***** Materials provided

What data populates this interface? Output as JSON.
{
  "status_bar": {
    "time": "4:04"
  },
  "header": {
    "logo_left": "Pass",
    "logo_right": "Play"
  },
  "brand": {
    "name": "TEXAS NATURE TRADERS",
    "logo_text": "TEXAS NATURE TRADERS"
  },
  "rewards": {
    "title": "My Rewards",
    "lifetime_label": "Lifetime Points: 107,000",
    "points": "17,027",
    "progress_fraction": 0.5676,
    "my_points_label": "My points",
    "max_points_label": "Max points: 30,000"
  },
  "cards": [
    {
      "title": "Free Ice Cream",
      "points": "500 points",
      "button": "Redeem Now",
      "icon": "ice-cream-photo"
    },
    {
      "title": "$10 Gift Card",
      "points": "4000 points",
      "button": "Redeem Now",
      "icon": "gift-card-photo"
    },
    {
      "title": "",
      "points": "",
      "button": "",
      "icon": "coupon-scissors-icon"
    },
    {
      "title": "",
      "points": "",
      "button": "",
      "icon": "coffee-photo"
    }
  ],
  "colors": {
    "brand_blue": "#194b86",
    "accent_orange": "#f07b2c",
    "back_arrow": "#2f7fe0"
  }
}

**********

■ The request ■
Extract every entry above as it appears.

■ Task solution ■
What data populates this interface? Output as JSON.
{
  "status_bar": {
    "time": "4:04"
  },
  "header": {
    "logo_left": "Pass",
    "logo_right": "Play"
  },
  "brand": {
    "name": "TEXAS NATURE TRADERS",
    "logo_text": "TEXAS NATURE TRADERS"
  },
  "rewards": {
    "title": "My Rewards",
    "lifetime_label": "Lifetime Points: 107,000",
    "points": "17,027",
    "progress_fraction": 0.5676,
    "my_points_label": "My points",
    "max_points_label": "Max points: 30,000"
  },
  "cards": [
    {
      "title": "Free Ice Cream",
      "points": "500 points",
      "button": "Redeem Now",
      "icon": "ice-cream-photo"
    },
    {
      "title": "$10 Gift Card",
      "points": "4000 points",
      "button": "Redeem Now",
      "icon": "gift-card-photo"
    },
    {
      "title": "",
      "points": "",
      "button": "",
      "icon": "coupon-scissors-icon"
    },
    {
      "title": "",
      "points": "",
      "button": "",
      "icon": "coffee-photo"
    }
  ],
  "colors": {
    "brand_blue": "#194b86",
    "accent_orange": "#f07b2c",
    "back_arrow": "#2f7fe0"
  }
}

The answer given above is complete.